Ketika Rumah Jadi Kuburan
"Dan demikianlah Kami wahyukan kepadamu ruh (Al-Qur'an)
dengan perintah Kami. Sebelumnya kamu tidaklah mengetahui apakah
Al-Kitab (Al-Qur'an) dan tidak pula mengetahui apakah iman itu, tetapi
Kami menjadikan Al-Qur'an itu cahaya, yang Kami tunjuki dengan dia siapa
yang Kami kehendaki di antara hamba-hamba Kami dan sesungguhnya kamu
benar-benar memberi petunjuk kepada jalan yang lurus." (QS Asy Syuura [42]: 52)

=== TUGAS ===
Dari surah dan ayat mana kutipan dalam teks dokumen di atas diambil?

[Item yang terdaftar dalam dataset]
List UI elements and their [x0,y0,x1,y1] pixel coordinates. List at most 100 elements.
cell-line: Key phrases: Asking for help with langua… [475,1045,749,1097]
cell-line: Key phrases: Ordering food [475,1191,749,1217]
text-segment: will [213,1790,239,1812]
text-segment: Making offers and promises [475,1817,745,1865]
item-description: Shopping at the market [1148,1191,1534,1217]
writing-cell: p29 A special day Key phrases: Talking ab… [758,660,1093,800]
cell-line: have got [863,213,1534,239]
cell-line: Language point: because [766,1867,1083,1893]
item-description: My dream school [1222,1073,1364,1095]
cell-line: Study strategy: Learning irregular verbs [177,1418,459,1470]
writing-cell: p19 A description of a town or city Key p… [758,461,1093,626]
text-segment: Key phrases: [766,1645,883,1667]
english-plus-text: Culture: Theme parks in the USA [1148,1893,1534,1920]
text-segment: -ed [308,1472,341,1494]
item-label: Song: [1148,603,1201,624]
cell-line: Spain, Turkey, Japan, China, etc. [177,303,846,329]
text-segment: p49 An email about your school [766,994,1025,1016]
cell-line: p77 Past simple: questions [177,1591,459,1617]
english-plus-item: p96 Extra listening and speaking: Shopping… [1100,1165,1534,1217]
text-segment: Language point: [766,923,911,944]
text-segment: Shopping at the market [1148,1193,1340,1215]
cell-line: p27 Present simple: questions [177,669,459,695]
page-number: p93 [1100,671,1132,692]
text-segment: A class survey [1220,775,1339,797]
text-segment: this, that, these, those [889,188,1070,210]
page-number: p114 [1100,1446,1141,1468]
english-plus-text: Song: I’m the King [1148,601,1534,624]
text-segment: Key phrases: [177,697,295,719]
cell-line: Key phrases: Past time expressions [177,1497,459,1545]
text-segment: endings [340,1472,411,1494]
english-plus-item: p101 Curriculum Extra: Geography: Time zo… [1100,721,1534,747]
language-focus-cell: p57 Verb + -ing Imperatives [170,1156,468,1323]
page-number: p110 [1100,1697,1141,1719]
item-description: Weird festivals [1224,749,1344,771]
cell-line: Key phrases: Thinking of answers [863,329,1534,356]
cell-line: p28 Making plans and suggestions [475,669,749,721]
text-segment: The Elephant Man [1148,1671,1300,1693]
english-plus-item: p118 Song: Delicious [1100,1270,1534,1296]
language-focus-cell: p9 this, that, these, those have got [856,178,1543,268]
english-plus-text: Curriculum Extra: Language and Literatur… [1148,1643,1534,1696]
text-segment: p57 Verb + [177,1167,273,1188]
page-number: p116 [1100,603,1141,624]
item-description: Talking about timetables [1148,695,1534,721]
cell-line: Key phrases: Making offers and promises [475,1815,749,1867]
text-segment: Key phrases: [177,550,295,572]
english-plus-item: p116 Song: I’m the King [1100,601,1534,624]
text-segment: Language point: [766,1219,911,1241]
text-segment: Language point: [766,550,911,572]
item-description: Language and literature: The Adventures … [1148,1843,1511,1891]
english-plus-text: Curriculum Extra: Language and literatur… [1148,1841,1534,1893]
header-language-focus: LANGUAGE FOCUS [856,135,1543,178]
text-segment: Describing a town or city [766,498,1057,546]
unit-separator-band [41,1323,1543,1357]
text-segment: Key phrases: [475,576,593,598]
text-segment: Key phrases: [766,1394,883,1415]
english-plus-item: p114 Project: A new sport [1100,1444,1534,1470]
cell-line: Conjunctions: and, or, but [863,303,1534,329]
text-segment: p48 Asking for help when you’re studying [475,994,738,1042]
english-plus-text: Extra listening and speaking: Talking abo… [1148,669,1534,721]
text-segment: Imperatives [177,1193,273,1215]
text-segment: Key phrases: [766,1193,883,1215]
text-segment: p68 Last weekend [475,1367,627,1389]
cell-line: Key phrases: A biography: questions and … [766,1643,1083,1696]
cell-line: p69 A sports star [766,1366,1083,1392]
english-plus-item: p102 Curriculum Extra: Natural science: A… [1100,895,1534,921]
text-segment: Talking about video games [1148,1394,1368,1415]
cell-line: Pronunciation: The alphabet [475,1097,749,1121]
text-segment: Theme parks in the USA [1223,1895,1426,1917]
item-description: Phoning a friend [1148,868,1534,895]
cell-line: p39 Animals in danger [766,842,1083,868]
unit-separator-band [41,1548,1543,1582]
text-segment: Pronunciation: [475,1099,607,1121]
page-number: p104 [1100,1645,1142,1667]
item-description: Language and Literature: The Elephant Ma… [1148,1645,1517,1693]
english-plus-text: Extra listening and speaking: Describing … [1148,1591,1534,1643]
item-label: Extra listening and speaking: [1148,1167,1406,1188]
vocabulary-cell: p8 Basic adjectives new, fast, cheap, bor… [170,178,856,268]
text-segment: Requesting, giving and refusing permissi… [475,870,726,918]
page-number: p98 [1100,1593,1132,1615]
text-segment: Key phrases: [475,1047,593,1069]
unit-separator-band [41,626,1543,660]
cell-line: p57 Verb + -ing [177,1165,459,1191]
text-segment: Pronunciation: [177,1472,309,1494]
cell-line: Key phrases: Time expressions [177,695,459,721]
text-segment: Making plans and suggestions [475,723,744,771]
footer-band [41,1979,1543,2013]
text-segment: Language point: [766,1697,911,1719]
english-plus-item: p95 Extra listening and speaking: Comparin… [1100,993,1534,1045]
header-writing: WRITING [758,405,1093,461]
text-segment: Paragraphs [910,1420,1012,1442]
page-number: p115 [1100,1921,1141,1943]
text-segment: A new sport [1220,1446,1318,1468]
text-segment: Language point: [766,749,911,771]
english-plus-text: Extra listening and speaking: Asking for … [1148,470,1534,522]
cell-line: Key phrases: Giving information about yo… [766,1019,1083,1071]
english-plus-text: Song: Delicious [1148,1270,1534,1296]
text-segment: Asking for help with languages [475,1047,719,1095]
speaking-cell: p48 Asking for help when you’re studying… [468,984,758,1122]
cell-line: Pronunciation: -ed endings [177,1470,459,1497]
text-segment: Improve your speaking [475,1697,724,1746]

=== JAWABAN ===
QS Asy Syuura [42] ayat 52.